(Source records)
++++++++++++++++++++
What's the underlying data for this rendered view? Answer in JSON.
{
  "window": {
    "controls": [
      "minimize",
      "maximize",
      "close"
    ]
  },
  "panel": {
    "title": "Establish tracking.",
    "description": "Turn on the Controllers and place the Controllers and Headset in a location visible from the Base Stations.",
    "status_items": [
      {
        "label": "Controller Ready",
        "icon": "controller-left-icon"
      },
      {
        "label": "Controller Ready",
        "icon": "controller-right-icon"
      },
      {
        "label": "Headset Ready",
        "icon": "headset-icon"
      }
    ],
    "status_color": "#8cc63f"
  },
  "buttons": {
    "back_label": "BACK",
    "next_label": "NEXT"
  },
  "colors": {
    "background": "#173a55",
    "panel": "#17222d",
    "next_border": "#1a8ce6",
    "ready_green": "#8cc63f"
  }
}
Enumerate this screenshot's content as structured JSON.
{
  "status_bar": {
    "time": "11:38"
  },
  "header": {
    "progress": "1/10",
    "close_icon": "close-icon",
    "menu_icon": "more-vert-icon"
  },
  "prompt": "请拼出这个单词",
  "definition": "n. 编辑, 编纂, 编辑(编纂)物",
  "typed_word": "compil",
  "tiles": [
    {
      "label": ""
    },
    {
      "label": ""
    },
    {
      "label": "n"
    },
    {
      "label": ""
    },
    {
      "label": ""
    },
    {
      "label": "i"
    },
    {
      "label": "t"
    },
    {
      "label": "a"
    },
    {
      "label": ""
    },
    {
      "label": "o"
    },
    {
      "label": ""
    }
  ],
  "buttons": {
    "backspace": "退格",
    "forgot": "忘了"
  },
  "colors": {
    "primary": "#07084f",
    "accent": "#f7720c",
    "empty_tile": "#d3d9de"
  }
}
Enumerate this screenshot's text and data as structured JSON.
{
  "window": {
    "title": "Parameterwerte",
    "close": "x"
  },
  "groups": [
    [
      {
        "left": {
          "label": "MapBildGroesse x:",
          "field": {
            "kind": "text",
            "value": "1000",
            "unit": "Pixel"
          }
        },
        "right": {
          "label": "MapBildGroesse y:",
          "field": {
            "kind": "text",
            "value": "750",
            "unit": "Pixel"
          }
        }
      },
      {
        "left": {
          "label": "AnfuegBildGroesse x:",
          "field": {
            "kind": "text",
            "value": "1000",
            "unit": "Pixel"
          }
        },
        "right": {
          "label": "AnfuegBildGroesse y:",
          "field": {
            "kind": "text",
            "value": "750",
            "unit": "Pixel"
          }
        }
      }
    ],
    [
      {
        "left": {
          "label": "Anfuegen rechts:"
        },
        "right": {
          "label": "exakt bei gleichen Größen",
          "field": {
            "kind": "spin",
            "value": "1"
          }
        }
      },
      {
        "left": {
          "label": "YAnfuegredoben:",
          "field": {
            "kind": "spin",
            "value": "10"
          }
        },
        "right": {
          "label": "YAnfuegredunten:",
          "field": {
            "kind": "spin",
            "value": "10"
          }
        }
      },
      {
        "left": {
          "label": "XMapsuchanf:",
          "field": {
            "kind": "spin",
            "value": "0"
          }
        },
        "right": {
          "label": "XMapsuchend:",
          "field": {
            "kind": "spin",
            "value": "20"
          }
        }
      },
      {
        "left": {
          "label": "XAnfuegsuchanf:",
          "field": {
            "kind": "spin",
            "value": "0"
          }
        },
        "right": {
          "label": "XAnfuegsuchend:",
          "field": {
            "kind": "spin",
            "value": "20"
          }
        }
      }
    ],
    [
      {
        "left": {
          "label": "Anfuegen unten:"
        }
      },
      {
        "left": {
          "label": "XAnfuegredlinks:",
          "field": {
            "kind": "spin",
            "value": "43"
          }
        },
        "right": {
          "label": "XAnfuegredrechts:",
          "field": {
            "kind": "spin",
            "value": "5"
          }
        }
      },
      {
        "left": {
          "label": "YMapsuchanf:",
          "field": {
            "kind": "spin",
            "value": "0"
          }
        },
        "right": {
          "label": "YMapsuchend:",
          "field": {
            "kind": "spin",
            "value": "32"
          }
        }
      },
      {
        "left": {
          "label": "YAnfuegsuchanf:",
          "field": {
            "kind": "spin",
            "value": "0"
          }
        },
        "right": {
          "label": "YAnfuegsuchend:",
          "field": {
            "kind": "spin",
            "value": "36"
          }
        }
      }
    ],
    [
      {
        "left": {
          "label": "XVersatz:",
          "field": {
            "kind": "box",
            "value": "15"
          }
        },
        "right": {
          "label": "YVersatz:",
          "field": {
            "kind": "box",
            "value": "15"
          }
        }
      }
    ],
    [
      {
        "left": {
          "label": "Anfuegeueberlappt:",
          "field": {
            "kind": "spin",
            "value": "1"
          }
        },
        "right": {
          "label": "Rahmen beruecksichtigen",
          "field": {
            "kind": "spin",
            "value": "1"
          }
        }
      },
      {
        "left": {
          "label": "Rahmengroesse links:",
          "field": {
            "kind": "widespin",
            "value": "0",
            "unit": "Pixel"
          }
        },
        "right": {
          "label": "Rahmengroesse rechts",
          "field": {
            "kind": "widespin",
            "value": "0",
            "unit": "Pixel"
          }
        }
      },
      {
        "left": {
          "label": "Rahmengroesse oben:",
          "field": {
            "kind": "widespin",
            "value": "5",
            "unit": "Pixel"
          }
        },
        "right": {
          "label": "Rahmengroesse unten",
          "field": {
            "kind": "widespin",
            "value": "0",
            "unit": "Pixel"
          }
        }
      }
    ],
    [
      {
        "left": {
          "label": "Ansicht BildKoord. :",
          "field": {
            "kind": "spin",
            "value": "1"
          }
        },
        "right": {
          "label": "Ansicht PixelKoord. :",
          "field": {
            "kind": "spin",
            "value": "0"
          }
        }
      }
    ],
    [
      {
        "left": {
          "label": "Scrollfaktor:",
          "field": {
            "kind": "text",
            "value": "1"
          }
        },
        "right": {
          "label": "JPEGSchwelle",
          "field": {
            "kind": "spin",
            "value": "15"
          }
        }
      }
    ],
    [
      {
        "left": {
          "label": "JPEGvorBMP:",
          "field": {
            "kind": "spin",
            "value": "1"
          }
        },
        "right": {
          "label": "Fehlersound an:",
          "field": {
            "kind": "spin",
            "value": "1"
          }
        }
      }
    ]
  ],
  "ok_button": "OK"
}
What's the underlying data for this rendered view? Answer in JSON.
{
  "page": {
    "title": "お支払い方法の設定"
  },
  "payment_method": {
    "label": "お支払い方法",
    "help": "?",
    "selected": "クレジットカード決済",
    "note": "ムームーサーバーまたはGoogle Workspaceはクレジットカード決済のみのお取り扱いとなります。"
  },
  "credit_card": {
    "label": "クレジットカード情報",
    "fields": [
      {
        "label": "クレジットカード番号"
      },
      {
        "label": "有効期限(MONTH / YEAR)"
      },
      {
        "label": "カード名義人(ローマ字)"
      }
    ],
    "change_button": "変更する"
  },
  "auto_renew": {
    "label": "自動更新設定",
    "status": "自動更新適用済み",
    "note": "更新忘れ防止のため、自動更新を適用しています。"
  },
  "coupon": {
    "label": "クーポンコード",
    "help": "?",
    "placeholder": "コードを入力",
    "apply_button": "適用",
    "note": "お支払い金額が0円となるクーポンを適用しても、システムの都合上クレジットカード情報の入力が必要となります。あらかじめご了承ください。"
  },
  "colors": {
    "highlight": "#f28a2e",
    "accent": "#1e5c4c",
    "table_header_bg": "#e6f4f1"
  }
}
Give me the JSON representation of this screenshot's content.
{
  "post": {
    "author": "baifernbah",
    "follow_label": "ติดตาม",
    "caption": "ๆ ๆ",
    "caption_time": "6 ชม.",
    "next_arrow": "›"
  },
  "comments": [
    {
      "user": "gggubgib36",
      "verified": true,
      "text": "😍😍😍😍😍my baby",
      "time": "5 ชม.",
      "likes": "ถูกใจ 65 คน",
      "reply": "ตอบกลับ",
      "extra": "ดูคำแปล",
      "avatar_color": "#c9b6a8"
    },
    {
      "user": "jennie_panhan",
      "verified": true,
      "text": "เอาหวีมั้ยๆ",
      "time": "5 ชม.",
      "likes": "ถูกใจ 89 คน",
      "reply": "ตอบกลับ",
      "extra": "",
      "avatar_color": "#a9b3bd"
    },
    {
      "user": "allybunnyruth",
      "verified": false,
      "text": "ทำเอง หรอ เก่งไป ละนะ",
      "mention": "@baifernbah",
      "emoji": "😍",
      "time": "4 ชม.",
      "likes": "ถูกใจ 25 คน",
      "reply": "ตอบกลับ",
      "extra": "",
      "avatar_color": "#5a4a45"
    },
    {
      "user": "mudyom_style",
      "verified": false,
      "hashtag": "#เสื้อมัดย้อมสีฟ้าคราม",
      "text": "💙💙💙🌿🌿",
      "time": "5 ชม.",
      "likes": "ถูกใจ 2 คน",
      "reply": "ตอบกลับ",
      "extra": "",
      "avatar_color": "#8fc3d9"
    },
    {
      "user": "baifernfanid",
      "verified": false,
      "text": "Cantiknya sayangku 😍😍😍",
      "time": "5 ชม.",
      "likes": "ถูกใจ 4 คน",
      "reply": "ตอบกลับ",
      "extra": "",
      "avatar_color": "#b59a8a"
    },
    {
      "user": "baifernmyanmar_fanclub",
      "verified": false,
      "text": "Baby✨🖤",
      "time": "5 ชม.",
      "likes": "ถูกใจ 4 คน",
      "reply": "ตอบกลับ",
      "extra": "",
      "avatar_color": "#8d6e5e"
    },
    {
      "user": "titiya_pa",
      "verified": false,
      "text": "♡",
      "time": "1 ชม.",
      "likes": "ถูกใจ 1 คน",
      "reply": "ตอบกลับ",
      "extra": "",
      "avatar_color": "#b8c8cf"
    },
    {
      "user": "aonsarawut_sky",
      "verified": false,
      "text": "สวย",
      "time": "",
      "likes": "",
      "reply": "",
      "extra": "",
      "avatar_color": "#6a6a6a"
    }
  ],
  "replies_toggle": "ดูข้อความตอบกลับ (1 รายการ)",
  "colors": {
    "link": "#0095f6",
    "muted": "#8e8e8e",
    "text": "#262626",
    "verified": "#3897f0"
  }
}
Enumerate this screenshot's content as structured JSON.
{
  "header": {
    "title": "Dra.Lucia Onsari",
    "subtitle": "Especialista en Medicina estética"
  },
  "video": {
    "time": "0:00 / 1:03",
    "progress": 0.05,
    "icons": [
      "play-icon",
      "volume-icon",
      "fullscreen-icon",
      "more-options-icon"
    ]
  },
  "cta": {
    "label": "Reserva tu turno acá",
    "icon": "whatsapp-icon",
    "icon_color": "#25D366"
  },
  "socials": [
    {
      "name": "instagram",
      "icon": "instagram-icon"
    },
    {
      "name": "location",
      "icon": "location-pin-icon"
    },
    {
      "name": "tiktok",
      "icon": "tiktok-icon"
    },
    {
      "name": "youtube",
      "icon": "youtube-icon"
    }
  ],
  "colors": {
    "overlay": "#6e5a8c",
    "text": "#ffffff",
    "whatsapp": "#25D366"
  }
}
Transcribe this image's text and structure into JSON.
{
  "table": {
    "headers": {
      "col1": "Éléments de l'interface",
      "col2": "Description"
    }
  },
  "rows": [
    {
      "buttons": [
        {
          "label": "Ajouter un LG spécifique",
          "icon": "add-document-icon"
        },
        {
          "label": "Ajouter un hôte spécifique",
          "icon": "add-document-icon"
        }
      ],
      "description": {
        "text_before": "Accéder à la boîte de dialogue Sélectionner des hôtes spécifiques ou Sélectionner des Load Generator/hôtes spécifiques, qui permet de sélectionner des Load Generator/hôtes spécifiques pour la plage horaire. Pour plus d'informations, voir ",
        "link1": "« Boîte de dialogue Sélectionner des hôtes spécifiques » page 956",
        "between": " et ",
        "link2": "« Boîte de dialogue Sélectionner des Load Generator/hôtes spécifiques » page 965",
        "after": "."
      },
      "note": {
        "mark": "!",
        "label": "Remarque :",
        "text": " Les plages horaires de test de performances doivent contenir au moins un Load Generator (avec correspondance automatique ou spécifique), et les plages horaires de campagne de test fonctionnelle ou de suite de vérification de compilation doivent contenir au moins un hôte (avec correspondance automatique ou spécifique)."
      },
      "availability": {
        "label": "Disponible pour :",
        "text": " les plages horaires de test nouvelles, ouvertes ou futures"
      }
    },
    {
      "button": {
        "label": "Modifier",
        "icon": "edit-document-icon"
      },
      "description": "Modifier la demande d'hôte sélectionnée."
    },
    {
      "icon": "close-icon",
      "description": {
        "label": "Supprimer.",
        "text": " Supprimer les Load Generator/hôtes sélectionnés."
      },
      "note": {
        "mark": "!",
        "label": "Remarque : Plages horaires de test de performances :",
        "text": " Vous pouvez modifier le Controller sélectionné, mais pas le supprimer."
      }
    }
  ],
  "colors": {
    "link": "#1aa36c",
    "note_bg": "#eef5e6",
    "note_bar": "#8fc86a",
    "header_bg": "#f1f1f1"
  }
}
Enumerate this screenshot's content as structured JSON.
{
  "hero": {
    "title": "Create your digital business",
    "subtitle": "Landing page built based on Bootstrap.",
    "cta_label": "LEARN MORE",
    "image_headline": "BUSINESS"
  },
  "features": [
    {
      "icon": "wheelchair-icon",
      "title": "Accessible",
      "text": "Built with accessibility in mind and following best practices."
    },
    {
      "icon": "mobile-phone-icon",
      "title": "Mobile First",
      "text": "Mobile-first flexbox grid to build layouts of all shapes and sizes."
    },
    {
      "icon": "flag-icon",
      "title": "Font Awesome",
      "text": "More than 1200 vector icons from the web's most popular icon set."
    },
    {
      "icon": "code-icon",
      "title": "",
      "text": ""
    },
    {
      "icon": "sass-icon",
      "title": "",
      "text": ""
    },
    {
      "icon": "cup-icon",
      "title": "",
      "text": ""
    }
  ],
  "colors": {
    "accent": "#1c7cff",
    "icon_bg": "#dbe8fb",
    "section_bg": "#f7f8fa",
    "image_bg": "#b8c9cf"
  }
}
++++++++++++++++++++
Scan the listing above and identify each line holding the string "likes"; copy every such line.

** Completed exercise **
      "likes": "ถูกใจ 65 คน",
      "likes": "ถูกใจ 89 คน",
      "likes": "ถูกใจ 25 คน",
      "likes": "ถูกใจ 2 คน",
      "likes": "ถูกใจ 4 คน",
      "likes": "ถูกใจ 4 คน",
      "likes": "ถูกใจ 1 คน",
      "likes": "",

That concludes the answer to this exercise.